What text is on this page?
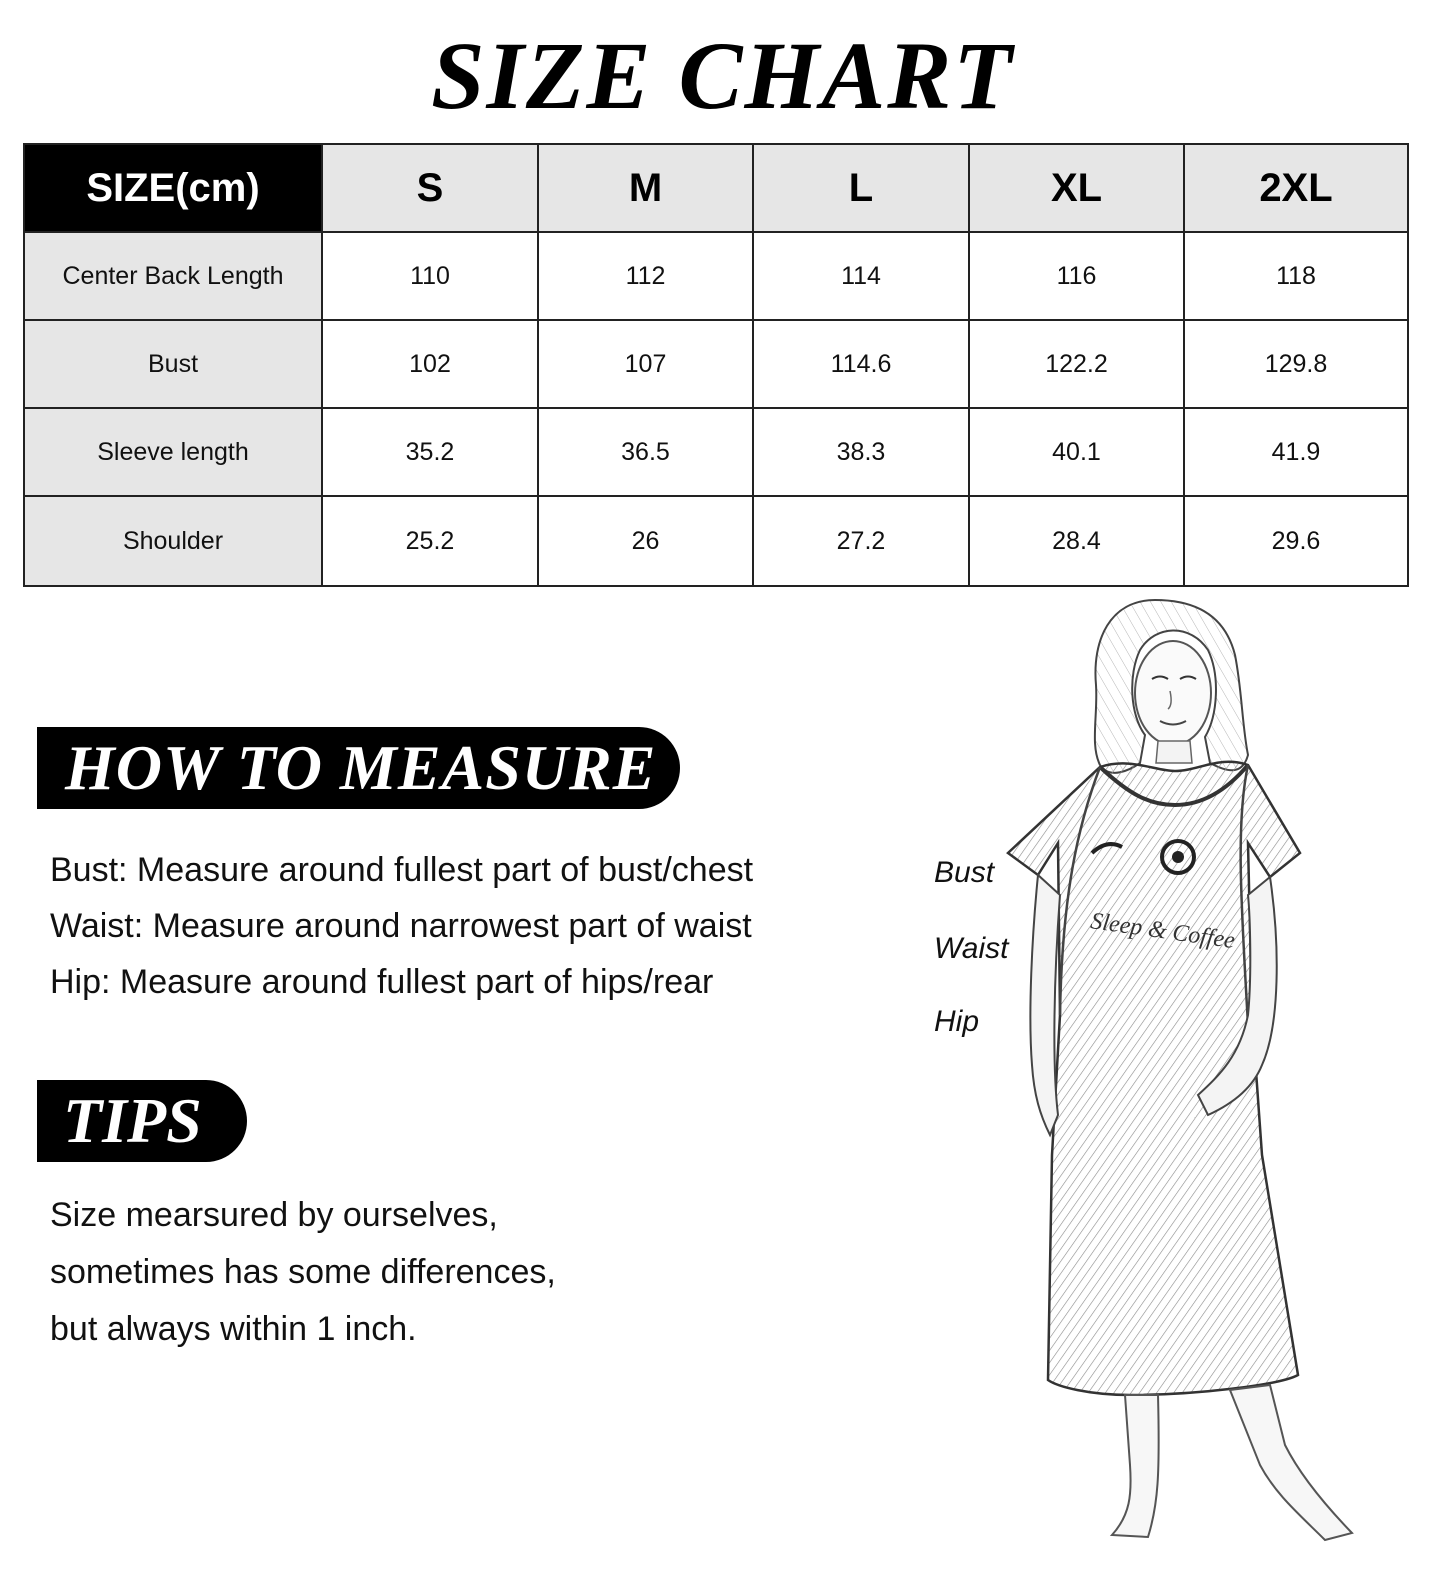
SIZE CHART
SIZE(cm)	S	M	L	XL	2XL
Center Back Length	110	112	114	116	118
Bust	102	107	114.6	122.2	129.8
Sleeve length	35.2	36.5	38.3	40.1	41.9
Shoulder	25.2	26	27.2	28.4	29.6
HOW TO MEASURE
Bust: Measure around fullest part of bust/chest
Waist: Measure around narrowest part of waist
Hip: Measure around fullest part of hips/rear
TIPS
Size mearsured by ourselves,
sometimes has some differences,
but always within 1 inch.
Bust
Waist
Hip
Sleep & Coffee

= = = = = = =

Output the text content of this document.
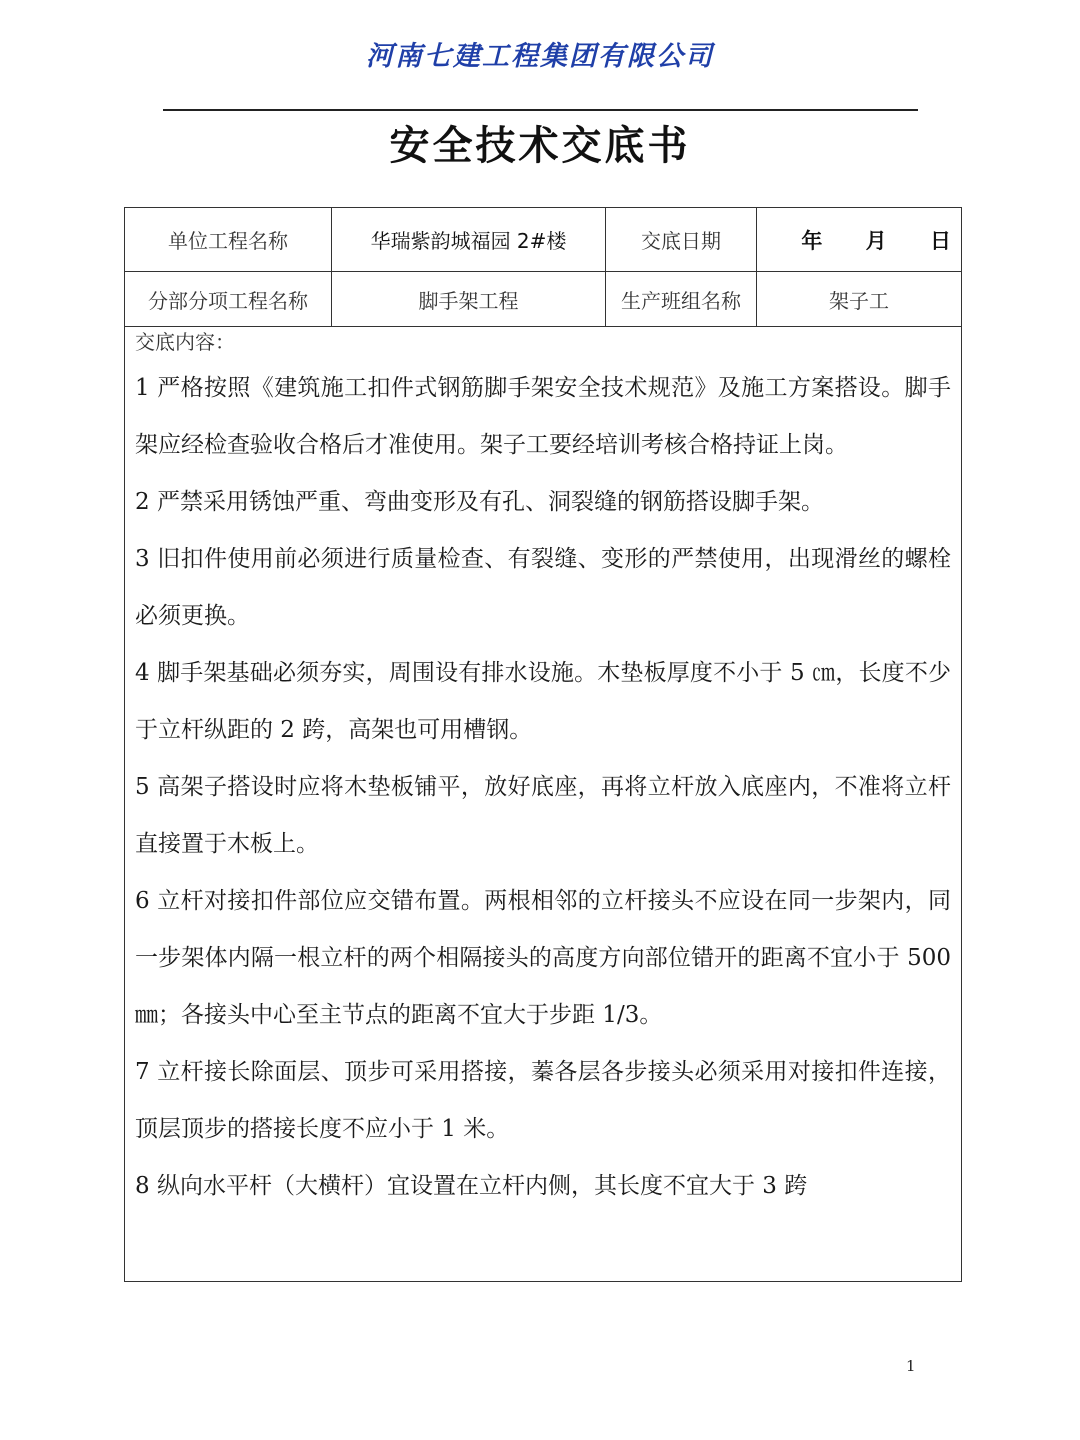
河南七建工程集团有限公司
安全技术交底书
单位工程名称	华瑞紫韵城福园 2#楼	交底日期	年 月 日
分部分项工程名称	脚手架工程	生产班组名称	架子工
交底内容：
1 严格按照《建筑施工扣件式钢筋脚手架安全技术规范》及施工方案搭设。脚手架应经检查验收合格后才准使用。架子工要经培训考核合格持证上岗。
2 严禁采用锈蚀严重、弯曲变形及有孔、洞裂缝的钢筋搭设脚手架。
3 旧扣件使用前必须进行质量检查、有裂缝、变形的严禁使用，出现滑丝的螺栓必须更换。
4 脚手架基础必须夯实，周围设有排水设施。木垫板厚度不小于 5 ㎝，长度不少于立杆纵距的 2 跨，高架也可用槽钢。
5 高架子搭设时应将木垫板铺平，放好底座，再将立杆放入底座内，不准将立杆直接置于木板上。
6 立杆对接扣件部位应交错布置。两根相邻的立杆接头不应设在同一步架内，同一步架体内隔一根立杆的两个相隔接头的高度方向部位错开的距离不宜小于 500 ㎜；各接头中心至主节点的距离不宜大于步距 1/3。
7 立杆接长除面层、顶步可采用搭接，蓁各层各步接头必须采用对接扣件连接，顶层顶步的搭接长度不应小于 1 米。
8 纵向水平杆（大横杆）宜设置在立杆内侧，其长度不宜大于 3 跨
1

= = = = = = =

Stated exercise
In the entries above, identify each line that includes the string "text", then copy it.

Final result
What text is on this page?
Output the text content of this document.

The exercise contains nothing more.